**Task to carry out**
Work out how many lines hold the string "this". Give that number and nothing more.

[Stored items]
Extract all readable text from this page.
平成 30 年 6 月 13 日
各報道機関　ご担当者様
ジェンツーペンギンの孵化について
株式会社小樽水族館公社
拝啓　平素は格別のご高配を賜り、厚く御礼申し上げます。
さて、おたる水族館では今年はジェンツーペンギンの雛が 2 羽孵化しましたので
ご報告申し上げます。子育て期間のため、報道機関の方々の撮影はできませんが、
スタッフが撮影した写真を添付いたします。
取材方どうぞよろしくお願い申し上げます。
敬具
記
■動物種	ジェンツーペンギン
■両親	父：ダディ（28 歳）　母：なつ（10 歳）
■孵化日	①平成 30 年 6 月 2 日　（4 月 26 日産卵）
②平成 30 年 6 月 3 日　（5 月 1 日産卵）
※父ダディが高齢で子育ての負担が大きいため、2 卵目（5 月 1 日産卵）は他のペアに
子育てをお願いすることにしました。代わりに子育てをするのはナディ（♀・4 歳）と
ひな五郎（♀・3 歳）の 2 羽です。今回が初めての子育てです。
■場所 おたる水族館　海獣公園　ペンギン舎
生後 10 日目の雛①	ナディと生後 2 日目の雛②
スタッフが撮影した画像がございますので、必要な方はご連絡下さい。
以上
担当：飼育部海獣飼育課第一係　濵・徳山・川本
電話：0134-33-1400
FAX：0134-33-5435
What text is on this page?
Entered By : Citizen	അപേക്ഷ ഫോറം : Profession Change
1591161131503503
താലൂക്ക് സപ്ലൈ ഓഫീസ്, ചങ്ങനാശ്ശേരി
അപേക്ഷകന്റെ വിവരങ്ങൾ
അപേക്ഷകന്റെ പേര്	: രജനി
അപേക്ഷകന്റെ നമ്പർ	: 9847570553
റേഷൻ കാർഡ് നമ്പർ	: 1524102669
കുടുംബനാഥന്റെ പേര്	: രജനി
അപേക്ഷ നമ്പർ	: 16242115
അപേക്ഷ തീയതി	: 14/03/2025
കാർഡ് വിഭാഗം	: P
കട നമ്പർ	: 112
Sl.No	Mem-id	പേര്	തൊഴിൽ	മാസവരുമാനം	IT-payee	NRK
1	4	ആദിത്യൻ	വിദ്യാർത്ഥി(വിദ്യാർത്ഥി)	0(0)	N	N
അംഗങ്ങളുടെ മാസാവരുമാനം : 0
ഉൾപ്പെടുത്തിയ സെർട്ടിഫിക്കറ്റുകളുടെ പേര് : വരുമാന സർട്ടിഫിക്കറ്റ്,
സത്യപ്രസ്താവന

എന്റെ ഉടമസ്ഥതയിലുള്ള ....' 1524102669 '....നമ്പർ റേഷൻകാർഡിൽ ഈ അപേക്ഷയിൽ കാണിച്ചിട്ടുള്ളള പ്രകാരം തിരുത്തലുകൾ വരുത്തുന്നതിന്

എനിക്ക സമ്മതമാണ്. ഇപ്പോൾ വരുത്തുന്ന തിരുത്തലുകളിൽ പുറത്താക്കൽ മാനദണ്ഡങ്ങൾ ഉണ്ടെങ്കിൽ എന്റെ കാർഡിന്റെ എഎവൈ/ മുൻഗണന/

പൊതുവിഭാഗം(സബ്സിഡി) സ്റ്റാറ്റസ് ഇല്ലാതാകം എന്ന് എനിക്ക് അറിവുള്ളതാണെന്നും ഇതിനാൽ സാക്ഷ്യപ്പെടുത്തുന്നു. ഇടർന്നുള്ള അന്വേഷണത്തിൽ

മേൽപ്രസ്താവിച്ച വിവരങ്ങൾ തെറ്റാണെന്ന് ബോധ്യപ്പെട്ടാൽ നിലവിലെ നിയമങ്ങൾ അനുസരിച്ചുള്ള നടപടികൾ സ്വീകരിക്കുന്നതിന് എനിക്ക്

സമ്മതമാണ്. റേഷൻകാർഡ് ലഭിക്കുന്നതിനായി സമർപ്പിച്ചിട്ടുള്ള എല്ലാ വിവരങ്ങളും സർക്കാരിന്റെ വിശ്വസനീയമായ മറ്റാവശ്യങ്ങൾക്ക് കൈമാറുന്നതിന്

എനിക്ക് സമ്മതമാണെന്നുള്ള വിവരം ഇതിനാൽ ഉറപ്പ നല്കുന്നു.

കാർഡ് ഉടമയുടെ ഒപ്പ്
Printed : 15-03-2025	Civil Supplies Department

**Written reply**
2